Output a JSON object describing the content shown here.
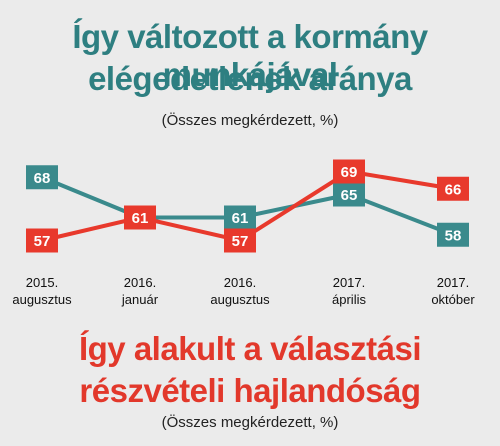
{
  "chart_data": {
    "type": "line",
    "categories": [
      [
        "2015.",
        "augusztus"
      ],
      [
        "2016.",
        "január"
      ],
      [
        "2016.",
        "augusztus"
      ],
      [
        "2017.",
        "április"
      ],
      [
        "2017.",
        "október"
      ]
    ],
    "series": [
      {
        "values": [
          68,
          61,
          61,
          65,
          58
        ],
        "color": "#3a8a8c"
      },
      {
        "values": [
          57,
          61,
          57,
          69,
          66
        ],
        "color": "#e8392c"
      }
    ],
    "titles": [
      {
        "lines": [
          "Így változott a kormány munkájával",
          "elégedetlenek aránya"
        ],
        "subtitle": "(Összes megkérdezett, %)",
        "color": "#2e7f81"
      },
      {
        "lines": [
          "Így alakult a választási",
          "részvételi hajlandóság"
        ],
        "subtitle": "(Összes megkérdezett, %)",
        "color": "#e2382b"
      }
    ],
    "ylim": [
      55,
      71
    ],
    "grid": false,
    "legend": "none"
  }
}
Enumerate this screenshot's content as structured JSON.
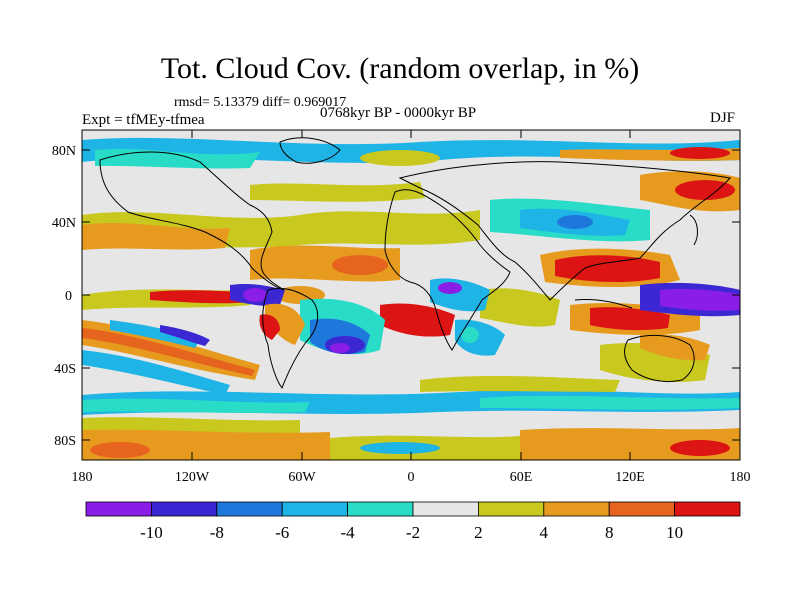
{
  "title": "Tot. Cloud Cov. (random overlap, in %)",
  "stats": "rmsd= 5.13379 diff= 0.969017",
  "experiment": "Expt = tfMEy-tfmea",
  "period": "0768kyr BP - 0000kyr BP",
  "season": "DJF",
  "lat_labels": [
    "80N",
    "40N",
    "0",
    "40S",
    "80S"
  ],
  "lon_labels": [
    "180",
    "120W",
    "60W",
    "0",
    "60E",
    "120E",
    "180"
  ],
  "colorbar": {
    "labels": [
      "-10",
      "-8",
      "-6",
      "-4",
      "-2",
      "2",
      "4",
      "8",
      "10"
    ],
    "colors": [
      "#8a1ee6",
      "#3c28d2",
      "#1e78dc",
      "#1eb4e6",
      "#28dcc8",
      "#e6e6e6",
      "#c8c81e",
      "#e69b1e",
      "#e6641e",
      "#dc1414"
    ]
  }
}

^^^^^^^^^^^^^^^^

_Aim of the task_: Each line of the material must be retyped exactly, except that images are omitted.

_Finished answer_:
Output a JSON object describing the content shown here.
{
  "chart_data": {
    "type": "line",
    "categories": [
      [
        "2015.",
        "augusztus"
      ],
      [
        "2016.",
        "január"
      ],
      [
        "2016.",
        "augusztus"
      ],
      [
        "2017.",
        "április"
      ],
      [
        "2017.",
        "október"
      ]
    ],
    "series": [
      {
        "values": [
          68,
          61,
          61,
          65,
          58
        ],
        "color": "#3a8a8c"
      },
      {
        "values": [
          57,
          61,
          57,
          69,
          66
        ],
        "color": "#e8392c"
      }
    ],
    "titles": [
      {
        "lines": [
          "Így változott a kormány munkájával",
          "elégedetlenek aránya"
        ],
        "subtitle": "(Összes megkérdezett, %)",
        "color": "#2e7f81"
      },
      {
        "lines": [
          "Így alakult a választási",
          "részvételi hajlandóság"
        ],
        "subtitle": "(Összes megkérdezett, %)",
        "color": "#e2382b"
      }
    ],
    "ylim": [
      55,
      71
    ],
    "grid": false,
    "legend": "none"
  }
}
Enumerate this screenshot's content as structured JSON.
{
  "title": "Tot. Cloud Cov. (random overlap, in %)",
  "stats": "rmsd= 5.13379 diff= 0.969017",
  "experiment": "Expt = tfMEy-tfmea",
  "period": "0768kyr BP - 0000kyr BP",
  "season": "DJF",
  "lat_labels": [
    "80N",
    "40N",
    "0",
    "40S",
    "80S"
  ],
  "lon_labels": [
    "180",
    "120W",
    "60W",
    "0",
    "60E",
    "120E",
    "180"
  ],
  "colorbar": {
    "labels": [
      "-10",
      "-8",
      "-6",
      "-4",
      "-2",
      "2",
      "4",
      "8",
      "10"
    ],
    "colors": [
      "#8a1ee6",
      "#3c28d2",
      "#1e78dc",
      "#1eb4e6",
      "#28dcc8",
      "#e6e6e6",
      "#c8c81e",
      "#e69b1e",
      "#e6641e",
      "#dc1414"
    ]
  }
}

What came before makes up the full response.